*Task brief*: Set down each entry from the block beneath, exactly as written.

[A run of records]
»»

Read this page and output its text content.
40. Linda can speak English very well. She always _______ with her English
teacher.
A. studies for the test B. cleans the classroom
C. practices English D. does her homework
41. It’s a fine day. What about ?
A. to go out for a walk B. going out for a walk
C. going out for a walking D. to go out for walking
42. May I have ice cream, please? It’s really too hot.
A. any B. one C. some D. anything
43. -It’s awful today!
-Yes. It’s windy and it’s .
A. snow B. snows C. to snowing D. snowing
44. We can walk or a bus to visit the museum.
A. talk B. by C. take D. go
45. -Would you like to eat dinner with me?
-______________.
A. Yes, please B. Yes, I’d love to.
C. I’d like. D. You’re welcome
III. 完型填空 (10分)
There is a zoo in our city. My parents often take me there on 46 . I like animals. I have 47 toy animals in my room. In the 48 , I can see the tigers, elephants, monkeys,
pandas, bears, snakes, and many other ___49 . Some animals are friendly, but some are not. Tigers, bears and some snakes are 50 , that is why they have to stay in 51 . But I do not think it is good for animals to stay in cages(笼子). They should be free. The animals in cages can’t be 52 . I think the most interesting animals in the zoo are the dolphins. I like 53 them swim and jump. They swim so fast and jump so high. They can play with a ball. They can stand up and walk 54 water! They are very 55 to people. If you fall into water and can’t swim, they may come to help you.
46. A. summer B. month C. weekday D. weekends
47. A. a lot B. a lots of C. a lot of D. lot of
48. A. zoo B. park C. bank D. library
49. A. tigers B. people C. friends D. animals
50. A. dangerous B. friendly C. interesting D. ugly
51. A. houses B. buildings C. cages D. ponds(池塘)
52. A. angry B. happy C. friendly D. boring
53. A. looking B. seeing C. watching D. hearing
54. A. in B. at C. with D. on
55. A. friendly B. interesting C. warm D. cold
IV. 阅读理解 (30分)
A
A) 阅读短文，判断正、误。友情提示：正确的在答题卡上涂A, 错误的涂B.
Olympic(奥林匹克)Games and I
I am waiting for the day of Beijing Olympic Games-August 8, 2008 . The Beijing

««

*Solution*:
Read this page and output its text content.
40. Linda can speak English very well. She always _______ with her English
teacher.
A. studies for the test B. cleans the classroom
C. practices English D. does her homework
41. It’s a fine day. What about ?
A. to go out for a walk B. going out for a walk
C. going out for a walking D. to go out for walking
42. May I have ice cream, please? It’s really too hot.
A. any B. one C. some D. anything
43. -It’s awful today!
-Yes. It’s windy and it’s .
A. snow B. snows C. to snowing D. snowing
44. We can walk or a bus to visit the museum.
A. talk B. by C. take D. go
45. -Would you like to eat dinner with me?
-______________.
A. Yes, please B. Yes, I’d love to.
C. I’d like. D. You’re welcome
III. 完型填空 (10分)
There is a zoo in our city. My parents often take me there on 46 . I like animals. I have 47 toy animals in my room. In the 48 , I can see the tigers, elephants, monkeys,
pandas, bears, snakes, and many other ___49 . Some animals are friendly, but some are not. Tigers, bears and some snakes are 50 , that is why they have to stay in 51 . But I do not think it is good for animals to stay in cages(笼子). They should be free. The animals in cages can’t be 52 . I think the most interesting animals in the zoo are the dolphins. I like 53 them swim and jump. They swim so fast and jump so high. They can play with a ball. They can stand up and walk 54 water! They are very 55 to people. If you fall into water and can’t swim, they may come to help you.
46. A. summer B. month C. weekday D. weekends
47. A. a lot B. a lots of C. a lot of D. lot of
48. A. zoo B. park C. bank D. library
49. A. tigers B. people C. friends D. animals
50. A. dangerous B. friendly C. interesting D. ugly
51. A. houses B. buildings C. cages D. ponds(池塘)
52. A. angry B. happy C. friendly D. boring
53. A. looking B. seeing C. watching D. hearing
54. A. in B. at C. with D. on
55. A. friendly B. interesting C. warm D. cold
IV. 阅读理解 (30分)
A
A) 阅读短文，判断正、误。友情提示：正确的在答题卡上涂A, 错误的涂B.
Olympic(奥林匹克)Games and I
I am waiting for the day of Beijing Olympic Games-August 8, 2008 . The Beijing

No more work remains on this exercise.